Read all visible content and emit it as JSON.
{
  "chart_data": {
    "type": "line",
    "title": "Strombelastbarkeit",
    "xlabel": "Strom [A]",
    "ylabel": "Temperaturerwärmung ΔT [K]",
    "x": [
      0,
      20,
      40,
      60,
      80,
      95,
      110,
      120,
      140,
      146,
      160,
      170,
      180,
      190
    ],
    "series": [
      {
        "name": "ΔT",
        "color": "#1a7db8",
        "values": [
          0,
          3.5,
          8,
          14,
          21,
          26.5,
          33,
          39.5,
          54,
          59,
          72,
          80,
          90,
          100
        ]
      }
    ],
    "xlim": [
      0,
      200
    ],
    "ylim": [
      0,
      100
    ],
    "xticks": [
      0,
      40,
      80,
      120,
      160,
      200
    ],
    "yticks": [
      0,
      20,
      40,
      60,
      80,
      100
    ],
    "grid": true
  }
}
····················
**Problem to solve**
Exactly reproduce every record.

**Reply to the exercise**
Read all visible content and emit it as JSON.
{
  "chart_data": {
    "type": "line",
    "title": "Strombelastbarkeit",
    "xlabel": "Strom [A]",
    "ylabel": "Temperaturerwärmung ΔT [K]",
    "x": [
      0,
      20,
      40,
      60,
      80,
      95,
      110,
      120,
      140,
      146,
      160,
      170,
      180,
      190
    ],
    "series": [
      {
        "name": "ΔT",
        "color": "#1a7db8",
        "values": [
          0,
          3.5,
          8,
          14,
          21,
          26.5,
          33,
          39.5,
          54,
          59,
          72,
          80,
          90,
          100
        ]
      }
    ],
    "xlim": [
      0,
      200
    ],
    "ylim": [
      0,
      100
    ],
    "xticks": [
      0,
      40,
      80,
      120,
      160,
      200
    ],
    "yticks": [
      0,
      20,
      40,
      60,
      80,
      100
    ],
    "grid": true
  }
}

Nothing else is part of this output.